==== Records for the exercise ====
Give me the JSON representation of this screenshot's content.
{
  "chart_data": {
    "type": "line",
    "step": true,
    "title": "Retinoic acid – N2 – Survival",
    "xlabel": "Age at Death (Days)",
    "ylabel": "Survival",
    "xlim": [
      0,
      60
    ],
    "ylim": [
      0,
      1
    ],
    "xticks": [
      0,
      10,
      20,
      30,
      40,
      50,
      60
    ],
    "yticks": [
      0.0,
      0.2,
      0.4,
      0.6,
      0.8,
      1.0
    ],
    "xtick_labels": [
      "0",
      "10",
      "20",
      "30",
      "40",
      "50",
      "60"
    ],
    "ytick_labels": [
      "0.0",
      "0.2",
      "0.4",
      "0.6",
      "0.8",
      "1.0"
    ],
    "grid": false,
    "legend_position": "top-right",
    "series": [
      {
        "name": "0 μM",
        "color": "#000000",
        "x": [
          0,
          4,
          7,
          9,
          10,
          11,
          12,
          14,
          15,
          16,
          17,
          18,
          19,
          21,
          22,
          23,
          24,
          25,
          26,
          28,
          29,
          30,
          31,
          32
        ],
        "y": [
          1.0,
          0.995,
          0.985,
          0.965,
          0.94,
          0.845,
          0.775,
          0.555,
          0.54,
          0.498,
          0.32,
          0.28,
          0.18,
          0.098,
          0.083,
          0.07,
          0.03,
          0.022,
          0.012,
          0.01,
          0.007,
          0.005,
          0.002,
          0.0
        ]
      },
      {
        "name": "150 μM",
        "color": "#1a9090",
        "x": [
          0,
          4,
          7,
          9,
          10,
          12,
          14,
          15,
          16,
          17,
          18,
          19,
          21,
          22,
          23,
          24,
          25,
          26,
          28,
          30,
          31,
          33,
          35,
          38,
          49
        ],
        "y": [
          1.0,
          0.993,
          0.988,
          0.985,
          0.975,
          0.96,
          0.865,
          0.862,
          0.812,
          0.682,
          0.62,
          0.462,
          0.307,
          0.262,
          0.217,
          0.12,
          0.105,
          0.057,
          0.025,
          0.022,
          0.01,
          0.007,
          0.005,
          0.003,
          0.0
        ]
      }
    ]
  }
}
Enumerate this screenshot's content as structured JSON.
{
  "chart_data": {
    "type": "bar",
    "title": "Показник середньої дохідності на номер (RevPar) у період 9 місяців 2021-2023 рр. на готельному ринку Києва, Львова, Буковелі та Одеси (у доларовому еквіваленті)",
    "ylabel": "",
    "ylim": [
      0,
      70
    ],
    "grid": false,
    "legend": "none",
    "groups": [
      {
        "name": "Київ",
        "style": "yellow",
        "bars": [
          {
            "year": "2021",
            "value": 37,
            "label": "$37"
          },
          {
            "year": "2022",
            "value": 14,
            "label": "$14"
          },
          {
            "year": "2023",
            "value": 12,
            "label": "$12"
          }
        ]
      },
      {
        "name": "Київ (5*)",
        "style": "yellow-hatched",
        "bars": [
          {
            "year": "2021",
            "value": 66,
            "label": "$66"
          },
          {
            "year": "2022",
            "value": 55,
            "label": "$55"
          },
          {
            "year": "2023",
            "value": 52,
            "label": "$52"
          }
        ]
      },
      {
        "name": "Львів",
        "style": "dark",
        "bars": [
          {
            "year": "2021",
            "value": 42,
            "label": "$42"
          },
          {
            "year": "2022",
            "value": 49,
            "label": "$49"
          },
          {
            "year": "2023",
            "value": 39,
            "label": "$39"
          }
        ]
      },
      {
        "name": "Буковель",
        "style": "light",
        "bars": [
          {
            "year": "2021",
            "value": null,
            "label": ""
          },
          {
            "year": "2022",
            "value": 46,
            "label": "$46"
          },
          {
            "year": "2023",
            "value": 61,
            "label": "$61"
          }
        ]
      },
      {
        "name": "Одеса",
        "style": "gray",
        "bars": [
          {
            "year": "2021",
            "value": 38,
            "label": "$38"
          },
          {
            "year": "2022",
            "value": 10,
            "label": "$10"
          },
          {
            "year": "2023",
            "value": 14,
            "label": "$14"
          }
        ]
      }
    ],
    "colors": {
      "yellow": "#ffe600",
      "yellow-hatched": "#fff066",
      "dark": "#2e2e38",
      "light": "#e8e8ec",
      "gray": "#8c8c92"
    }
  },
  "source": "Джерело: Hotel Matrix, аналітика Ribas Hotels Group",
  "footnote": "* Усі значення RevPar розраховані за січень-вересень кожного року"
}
====
### Given request:
Copy out the full listing exactly.

### Expected answer:
Give me the JSON representation of this screenshot's content.
{
  "chart_data": {
    "type": "line",
    "step": true,
    "title": "Retinoic acid – N2 – Survival",
    "xlabel": "Age at Death (Days)",
    "ylabel": "Survival",
    "xlim": [
      0,
      60
    ],
    "ylim": [
      0,
      1
    ],
    "xticks": [
      0,
      10,
      20,
      30,
      40,
      50,
      60
    ],
    "yticks": [
      0.0,
      0.2,
      0.4,
      0.6,
      0.8,
      1.0
    ],
    "xtick_labels": [
      "0",
      "10",
      "20",
      "30",
      "40",
      "50",
      "60"
    ],
    "ytick_labels": [
      "0.0",
      "0.2",
      "0.4",
      "0.6",
      "0.8",
      "1.0"
    ],
    "grid": false,
    "legend_position": "top-right",
    "series": [
      {
        "name": "0 μM",
        "color": "#000000",
        "x": [
          0,
          4,
          7,
          9,
          10,
          11,
          12,
          14,
          15,
          16,
          17,
          18,
          19,
          21,
          22,
          23,
          24,
          25,
          26,
          28,
          29,
          30,
          31,
          32
        ],
        "y": [
          1.0,
          0.995,
          0.985,
          0.965,
          0.94,
          0.845,
          0.775,
          0.555,
          0.54,
          0.498,
          0.32,
          0.28,
          0.18,
          0.098,
          0.083,
          0.07,
          0.03,
          0.022,
          0.012,
          0.01,
          0.007,
          0.005,
          0.002,
          0.0
        ]
      },
      {
        "name": "150 μM",
        "color": "#1a9090",
        "x": [
          0,
          4,
          7,
          9,
          10,
          12,
          14,
          15,
          16,
          17,
          18,
          19,
          21,
          22,
          23,
          24,
          25,
          26,
          28,
          30,
          31,
          33,
          35,
          38,
          49
        ],
        "y": [
          1.0,
          0.993,
          0.988,
          0.985,
          0.975,
          0.96,
          0.865,
          0.862,
          0.812,
          0.682,
          0.62,
          0.462,
          0.307,
          0.262,
          0.217,
          0.12,
          0.105,
          0.057,
          0.025,
          0.022,
          0.01,
          0.007,
          0.005,
          0.003,
          0.0
        ]
      }
    ]
  }
}
Enumerate this screenshot's content as structured JSON.
{
  "chart_data": {
    "type": "bar",
    "title": "Показник середньої дохідності на номер (RevPar) у період 9 місяців 2021-2023 рр. на готельному ринку Києва, Львова, Буковелі та Одеси (у доларовому еквіваленті)",
    "ylabel": "",
    "ylim": [
      0,
      70
    ],
    "grid": false,
    "legend": "none",
    "groups": [
      {
        "name": "Київ",
        "style": "yellow",
        "bars": [
          {
            "year": "2021",
            "value": 37,
            "label": "$37"
          },
          {
            "year": "2022",
            "value": 14,
            "label": "$14"
          },
          {
            "year": "2023",
            "value": 12,
            "label": "$12"
          }
        ]
      },
      {
        "name": "Київ (5*)",
        "style": "yellow-hatched",
        "bars": [
          {
            "year": "2021",
            "value": 66,
            "label": "$66"
          },
          {
            "year": "2022",
            "value": 55,
            "label": "$55"
          },
          {
            "year": "2023",
            "value": 52,
            "label": "$52"
          }
        ]
      },
      {
        "name": "Львів",
        "style": "dark",
        "bars": [
          {
            "year": "2021",
            "value": 42,
            "label": "$42"
          },
          {
            "year": "2022",
            "value": 49,
            "label": "$49"
          },
          {
            "year": "2023",
            "value": 39,
            "label": "$39"
          }
        ]
      },
      {
        "name": "Буковель",
        "style": "light",
        "bars": [
          {
            "year": "2021",
            "value": null,
            "label": ""
          },
          {
            "year": "2022",
            "value": 46,
            "label": "$46"
          },
          {
            "year": "2023",
            "value": 61,
            "label": "$61"
          }
        ]
      },
      {
        "name": "Одеса",
        "style": "gray",
        "bars": [
          {
            "year": "2021",
            "value": 38,
            "label": "$38"
          },
          {
            "year": "2022",
            "value": 10,
            "label": "$10"
          },
          {
            "year": "2023",
            "value": 14,
            "label": "$14"
          }
        ]
      }
    ],
    "colors": {
      "yellow": "#ffe600",
      "yellow-hatched": "#fff066",
      "dark": "#2e2e38",
      "light": "#e8e8ec",
      "gray": "#8c8c92"
    }
  },
  "source": "Джерело: Hotel Matrix, аналітика Ribas Hotels Group",
  "footnote": "* Усі значення RevPar розраховані за січень-вересень кожного року"
}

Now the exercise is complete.